Task details >>
Repeat the records exactly. Every line must match.

= = = =

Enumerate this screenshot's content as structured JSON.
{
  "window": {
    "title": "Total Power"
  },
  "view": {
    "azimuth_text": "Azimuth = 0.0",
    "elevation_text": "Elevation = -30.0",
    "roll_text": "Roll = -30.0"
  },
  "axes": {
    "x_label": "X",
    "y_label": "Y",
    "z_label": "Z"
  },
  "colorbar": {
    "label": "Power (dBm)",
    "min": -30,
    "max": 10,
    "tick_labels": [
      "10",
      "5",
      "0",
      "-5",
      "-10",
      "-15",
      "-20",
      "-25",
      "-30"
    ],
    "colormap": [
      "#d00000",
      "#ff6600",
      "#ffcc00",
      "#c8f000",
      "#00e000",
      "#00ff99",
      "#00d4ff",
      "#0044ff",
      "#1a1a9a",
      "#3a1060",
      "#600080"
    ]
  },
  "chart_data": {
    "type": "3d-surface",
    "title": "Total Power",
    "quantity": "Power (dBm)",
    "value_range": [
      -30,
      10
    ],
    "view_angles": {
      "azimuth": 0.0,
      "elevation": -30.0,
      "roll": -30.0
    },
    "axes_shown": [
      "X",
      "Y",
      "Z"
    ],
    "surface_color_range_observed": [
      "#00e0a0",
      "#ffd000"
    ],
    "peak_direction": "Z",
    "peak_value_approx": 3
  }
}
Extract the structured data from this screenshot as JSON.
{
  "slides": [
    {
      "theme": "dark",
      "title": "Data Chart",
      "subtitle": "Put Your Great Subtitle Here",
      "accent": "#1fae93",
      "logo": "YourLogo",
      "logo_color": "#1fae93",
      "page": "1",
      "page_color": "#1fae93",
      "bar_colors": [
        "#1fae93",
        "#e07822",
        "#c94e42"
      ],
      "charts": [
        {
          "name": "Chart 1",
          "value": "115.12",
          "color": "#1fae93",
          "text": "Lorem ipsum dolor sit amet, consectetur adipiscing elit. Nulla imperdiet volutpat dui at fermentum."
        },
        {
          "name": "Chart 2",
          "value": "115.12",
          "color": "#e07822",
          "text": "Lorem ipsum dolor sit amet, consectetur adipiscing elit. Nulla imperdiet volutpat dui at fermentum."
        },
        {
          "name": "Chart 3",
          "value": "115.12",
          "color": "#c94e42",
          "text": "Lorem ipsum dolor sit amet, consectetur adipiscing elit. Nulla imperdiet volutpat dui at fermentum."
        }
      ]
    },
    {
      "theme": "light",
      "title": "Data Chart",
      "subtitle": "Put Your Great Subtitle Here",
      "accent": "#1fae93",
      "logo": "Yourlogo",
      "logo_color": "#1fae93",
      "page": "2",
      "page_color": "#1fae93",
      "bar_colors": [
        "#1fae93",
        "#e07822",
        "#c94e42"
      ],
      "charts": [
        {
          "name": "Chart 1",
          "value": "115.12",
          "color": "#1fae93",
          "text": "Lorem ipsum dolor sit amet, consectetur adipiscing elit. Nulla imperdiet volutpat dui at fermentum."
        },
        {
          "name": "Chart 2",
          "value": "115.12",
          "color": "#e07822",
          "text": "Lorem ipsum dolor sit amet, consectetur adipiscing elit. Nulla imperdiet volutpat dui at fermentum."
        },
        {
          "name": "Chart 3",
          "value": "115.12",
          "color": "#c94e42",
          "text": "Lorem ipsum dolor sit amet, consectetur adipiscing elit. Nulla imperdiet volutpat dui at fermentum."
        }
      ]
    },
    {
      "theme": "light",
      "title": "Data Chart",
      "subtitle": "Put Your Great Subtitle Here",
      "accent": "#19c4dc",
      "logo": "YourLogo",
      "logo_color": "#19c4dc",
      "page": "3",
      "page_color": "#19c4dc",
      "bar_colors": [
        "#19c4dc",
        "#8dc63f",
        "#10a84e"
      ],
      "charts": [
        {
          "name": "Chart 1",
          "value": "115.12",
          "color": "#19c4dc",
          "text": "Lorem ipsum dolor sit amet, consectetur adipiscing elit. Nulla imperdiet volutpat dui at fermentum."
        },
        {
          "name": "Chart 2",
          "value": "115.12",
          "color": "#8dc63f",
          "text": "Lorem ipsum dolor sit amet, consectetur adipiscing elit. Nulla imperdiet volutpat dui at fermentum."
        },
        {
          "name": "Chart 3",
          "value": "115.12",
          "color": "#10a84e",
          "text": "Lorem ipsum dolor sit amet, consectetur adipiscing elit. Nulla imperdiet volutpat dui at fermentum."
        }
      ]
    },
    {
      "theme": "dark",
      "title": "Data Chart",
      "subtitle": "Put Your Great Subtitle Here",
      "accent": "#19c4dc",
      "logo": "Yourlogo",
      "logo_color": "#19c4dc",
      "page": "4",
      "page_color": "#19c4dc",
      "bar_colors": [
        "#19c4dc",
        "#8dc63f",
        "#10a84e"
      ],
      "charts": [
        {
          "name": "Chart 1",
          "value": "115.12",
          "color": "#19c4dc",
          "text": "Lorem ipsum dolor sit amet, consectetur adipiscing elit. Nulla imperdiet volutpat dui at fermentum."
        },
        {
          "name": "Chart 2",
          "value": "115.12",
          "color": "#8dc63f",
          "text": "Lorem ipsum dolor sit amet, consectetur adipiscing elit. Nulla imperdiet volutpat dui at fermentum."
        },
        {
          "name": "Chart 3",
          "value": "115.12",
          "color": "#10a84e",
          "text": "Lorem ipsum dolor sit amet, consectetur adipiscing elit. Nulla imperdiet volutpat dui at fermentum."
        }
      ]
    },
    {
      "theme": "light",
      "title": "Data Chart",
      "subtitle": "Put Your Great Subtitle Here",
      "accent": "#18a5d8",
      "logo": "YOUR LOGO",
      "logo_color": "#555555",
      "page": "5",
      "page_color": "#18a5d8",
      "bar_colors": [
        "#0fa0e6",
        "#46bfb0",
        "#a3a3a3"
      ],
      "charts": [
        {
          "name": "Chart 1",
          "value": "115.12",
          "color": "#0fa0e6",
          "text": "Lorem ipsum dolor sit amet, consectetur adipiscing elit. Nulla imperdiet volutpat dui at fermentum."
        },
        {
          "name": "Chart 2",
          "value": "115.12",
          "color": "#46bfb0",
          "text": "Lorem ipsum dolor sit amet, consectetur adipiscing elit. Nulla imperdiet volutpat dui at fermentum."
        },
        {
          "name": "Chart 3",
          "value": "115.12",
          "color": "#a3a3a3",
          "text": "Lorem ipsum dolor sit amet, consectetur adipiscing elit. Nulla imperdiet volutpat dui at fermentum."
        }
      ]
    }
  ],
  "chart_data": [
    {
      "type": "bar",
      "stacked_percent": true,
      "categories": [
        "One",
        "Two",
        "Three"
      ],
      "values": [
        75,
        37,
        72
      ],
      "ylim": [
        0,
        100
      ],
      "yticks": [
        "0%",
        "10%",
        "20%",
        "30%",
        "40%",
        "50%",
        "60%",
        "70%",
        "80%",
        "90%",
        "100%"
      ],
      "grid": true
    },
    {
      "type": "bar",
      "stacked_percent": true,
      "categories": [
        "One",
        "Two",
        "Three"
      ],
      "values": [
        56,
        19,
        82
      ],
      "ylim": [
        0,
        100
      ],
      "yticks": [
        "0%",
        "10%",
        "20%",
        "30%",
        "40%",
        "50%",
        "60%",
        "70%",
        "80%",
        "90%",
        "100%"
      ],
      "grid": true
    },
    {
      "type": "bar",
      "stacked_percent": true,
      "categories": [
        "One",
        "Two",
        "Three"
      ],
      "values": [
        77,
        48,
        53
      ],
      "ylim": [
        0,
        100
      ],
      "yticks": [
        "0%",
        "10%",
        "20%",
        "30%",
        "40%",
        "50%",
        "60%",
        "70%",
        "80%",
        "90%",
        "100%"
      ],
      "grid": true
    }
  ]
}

= = = =

Solution to the problem >>
Enumerate this screenshot's content as structured JSON.
{
  "window": {
    "title": "Total Power"
  },
  "view": {
    "azimuth_text": "Azimuth = 0.0",
    "elevation_text": "Elevation = -30.0",
    "roll_text": "Roll = -30.0"
  },
  "axes": {
    "x_label": "X",
    "y_label": "Y",
    "z_label": "Z"
  },
  "colorbar": {
    "label": "Power (dBm)",
    "min": -30,
    "max": 10,
    "tick_labels": [
      "10",
      "5",
      "0",
      "-5",
      "-10",
      "-15",
      "-20",
      "-25",
      "-30"
    ],
    "colormap": [
      "#d00000",
      "#ff6600",
      "#ffcc00",
      "#c8f000",
      "#00e000",
      "#00ff99",
      "#00d4ff",
      "#0044ff",
      "#1a1a9a",
      "#3a1060",
      "#600080"
    ]
  },
  "chart_data": {
    "type": "3d-surface",
    "title": "Total Power",
    "quantity": "Power (dBm)",
    "value_range": [
      -30,
      10
    ],
    "view_angles": {
      "azimuth": 0.0,
      "elevation": -30.0,
      "roll": -30.0
    },
    "axes_shown": [
      "X",
      "Y",
      "Z"
    ],
    "surface_color_range_observed": [
      "#00e0a0",
      "#ffd000"
    ],
    "peak_direction": "Z",
    "peak_value_approx": 3
  }
}
Extract the structured data from this screenshot as JSON.
{
  "slides": [
    {
      "theme": "dark",
      "title": "Data Chart",
      "subtitle": "Put Your Great Subtitle Here",
      "accent": "#1fae93",
      "logo": "YourLogo",
      "logo_color": "#1fae93",
      "page": "1",
      "page_color": "#1fae93",
      "bar_colors": [
        "#1fae93",
        "#e07822",
        "#c94e42"
      ],
      "charts": [
        {
          "name": "Chart 1",
          "value": "115.12",
          "color": "#1fae93",
          "text": "Lorem ipsum dolor sit amet, consectetur adipiscing elit. Nulla imperdiet volutpat dui at fermentum."
        },
        {
          "name": "Chart 2",
          "value": "115.12",
          "color": "#e07822",
          "text": "Lorem ipsum dolor sit amet, consectetur adipiscing elit. Nulla imperdiet volutpat dui at fermentum."
        },
        {
          "name": "Chart 3",
          "value": "115.12",
          "color": "#c94e42",
          "text": "Lorem ipsum dolor sit amet, consectetur adipiscing elit. Nulla imperdiet volutpat dui at fermentum."
        }
      ]
    },
    {
      "theme": "light",
      "title": "Data Chart",
      "subtitle": "Put Your Great Subtitle Here",
      "accent": "#1fae93",
      "logo": "Yourlogo",
      "logo_color": "#1fae93",
      "page": "2",
      "page_color": "#1fae93",
      "bar_colors": [
        "#1fae93",
        "#e07822",
        "#c94e42"
      ],
      "charts": [
        {
          "name": "Chart 1",
          "value": "115.12",
          "color": "#1fae93",
          "text": "Lorem ipsum dolor sit amet, consectetur adipiscing elit. Nulla imperdiet volutpat dui at fermentum."
        },
        {
          "name": "Chart 2",
          "value": "115.12",
          "color": "#e07822",
          "text": "Lorem ipsum dolor sit amet, consectetur adipiscing elit. Nulla imperdiet volutpat dui at fermentum."
        },
        {
          "name": "Chart 3",
          "value": "115.12",
          "color": "#c94e42",
          "text": "Lorem ipsum dolor sit amet, consectetur adipiscing elit. Nulla imperdiet volutpat dui at fermentum."
        }
      ]
    },
    {
      "theme": "light",
      "title": "Data Chart",
      "subtitle": "Put Your Great Subtitle Here",
      "accent": "#19c4dc",
      "logo": "YourLogo",
      "logo_color": "#19c4dc",
      "page": "3",
      "page_color": "#19c4dc",
      "bar_colors": [
        "#19c4dc",
        "#8dc63f",
        "#10a84e"
      ],
      "charts": [
        {
          "name": "Chart 1",
          "value": "115.12",
          "color": "#19c4dc",
          "text": "Lorem ipsum dolor sit amet, consectetur adipiscing elit. Nulla imperdiet volutpat dui at fermentum."
        },
        {
          "name": "Chart 2",
          "value": "115.12",
          "color": "#8dc63f",
          "text": "Lorem ipsum dolor sit amet, consectetur adipiscing elit. Nulla imperdiet volutpat dui at fermentum."
        },
        {
          "name": "Chart 3",
          "value": "115.12",
          "color": "#10a84e",
          "text": "Lorem ipsum dolor sit amet, consectetur adipiscing elit. Nulla imperdiet volutpat dui at fermentum."
        }
      ]
    },
    {
      "theme": "dark",
      "title": "Data Chart",
      "subtitle": "Put Your Great Subtitle Here",
      "accent": "#19c4dc",
      "logo": "Yourlogo",
      "logo_color": "#19c4dc",
      "page": "4",
      "page_color": "#19c4dc",
      "bar_colors": [
        "#19c4dc",
        "#8dc63f",
        "#10a84e"
      ],
      "charts": [
        {
          "name": "Chart 1",
          "value": "115.12",
          "color": "#19c4dc",
          "text": "Lorem ipsum dolor sit amet, consectetur adipiscing elit. Nulla imperdiet volutpat dui at fermentum."
        },
        {
          "name": "Chart 2",
          "value": "115.12",
          "color": "#8dc63f",
          "text": "Lorem ipsum dolor sit amet, consectetur adipiscing elit. Nulla imperdiet volutpat dui at fermentum."
        },
        {
          "name": "Chart 3",
          "value": "115.12",
          "color": "#10a84e",
          "text": "Lorem ipsum dolor sit amet, consectetur adipiscing elit. Nulla imperdiet volutpat dui at fermentum."
        }
      ]
    },
    {
      "theme": "light",
      "title": "Data Chart",
      "subtitle": "Put Your Great Subtitle Here",
      "accent": "#18a5d8",
      "logo": "YOUR LOGO",
      "logo_color": "#555555",
      "page": "5",
      "page_color": "#18a5d8",
      "bar_colors": [
        "#0fa0e6",
        "#46bfb0",
        "#a3a3a3"
      ],
      "charts": [
        {
          "name": "Chart 1",
          "value": "115.12",
          "color": "#0fa0e6",
          "text": "Lorem ipsum dolor sit amet, consectetur adipiscing elit. Nulla imperdiet volutpat dui at fermentum."
        },
        {
          "name": "Chart 2",
          "value": "115.12",
          "color": "#46bfb0",
          "text": "Lorem ipsum dolor sit amet, consectetur adipiscing elit. Nulla imperdiet volutpat dui at fermentum."
        },
        {
          "name": "Chart 3",
          "value": "115.12",
          "color": "#a3a3a3",
          "text": "Lorem ipsum dolor sit amet, consectetur adipiscing elit. Nulla imperdiet volutpat dui at fermentum."
        }
      ]
    }
  ],
  "chart_data": [
    {
      "type": "bar",
      "stacked_percent": true,
      "categories": [
        "One",
        "Two",
        "Three"
      ],
      "values": [
        75,
        37,
        72
      ],
      "ylim": [
        0,
        100
      ],
      "yticks": [
        "0%",
        "10%",
        "20%",
        "30%",
        "40%",
        "50%",
        "60%",
        "70%",
        "80%",
        "90%",
        "100%"
      ],
      "grid": true
    },
    {
      "type": "bar",
      "stacked_percent": true,
      "categories": [
        "One",
        "Two",
        "Three"
      ],
      "values": [
        56,
        19,
        82
      ],
      "ylim": [
        0,
        100
      ],
      "yticks": [
        "0%",
        "10%",
        "20%",
        "30%",
        "40%",
        "50%",
        "60%",
        "70%",
        "80%",
        "90%",
        "100%"
      ],
      "grid": true
    },
    {
      "type": "bar",
      "stacked_percent": true,
      "categories": [
        "One",
        "Two",
        "Three"
      ],
      "values": [
        77,
        48,
        53
      ],
      "ylim": [
        0,
        100
      ],
      "yticks": [
        "0%",
        "10%",
        "20%",
        "30%",
        "40%",
        "50%",
        "60%",
        "70%",
        "80%",
        "90%",
        "100%"
      ],
      "grid": true
    }
  ]
}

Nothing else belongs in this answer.